■ **What to produce**
Leave out the pictures and reproduce all of the data exactly.

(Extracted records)

^^^^

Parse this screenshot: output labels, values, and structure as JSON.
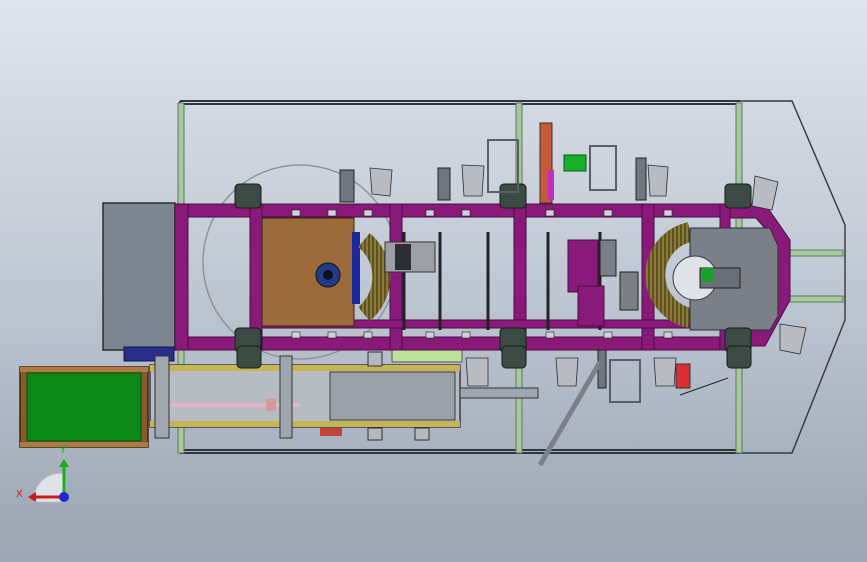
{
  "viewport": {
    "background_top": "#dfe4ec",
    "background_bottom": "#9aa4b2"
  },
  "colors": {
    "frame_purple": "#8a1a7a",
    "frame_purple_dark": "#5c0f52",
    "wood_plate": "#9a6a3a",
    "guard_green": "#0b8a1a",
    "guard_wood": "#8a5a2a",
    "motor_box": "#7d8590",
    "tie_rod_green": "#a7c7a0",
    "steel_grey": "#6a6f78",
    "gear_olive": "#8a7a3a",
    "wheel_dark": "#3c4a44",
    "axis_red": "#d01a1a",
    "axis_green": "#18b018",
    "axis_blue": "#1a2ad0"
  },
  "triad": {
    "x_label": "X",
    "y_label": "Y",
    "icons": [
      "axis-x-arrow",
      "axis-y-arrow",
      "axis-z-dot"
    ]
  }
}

^^^^

■ **Answer to the problem**
Parse this screenshot: output labels, values, and structure as JSON.
{
  "viewport": {
    "background_top": "#dfe4ec",
    "background_bottom": "#9aa4b2"
  },
  "colors": {
    "frame_purple": "#8a1a7a",
    "frame_purple_dark": "#5c0f52",
    "wood_plate": "#9a6a3a",
    "guard_green": "#0b8a1a",
    "guard_wood": "#8a5a2a",
    "motor_box": "#7d8590",
    "tie_rod_green": "#a7c7a0",
    "steel_grey": "#6a6f78",
    "gear_olive": "#8a7a3a",
    "wheel_dark": "#3c4a44",
    "axis_red": "#d01a1a",
    "axis_green": "#18b018",
    "axis_blue": "#1a2ad0"
  },
  "triad": {
    "x_label": "X",
    "y_label": "Y",
    "icons": [
      "axis-x-arrow",
      "axis-y-arrow",
      "axis-z-dot"
    ]
  }
}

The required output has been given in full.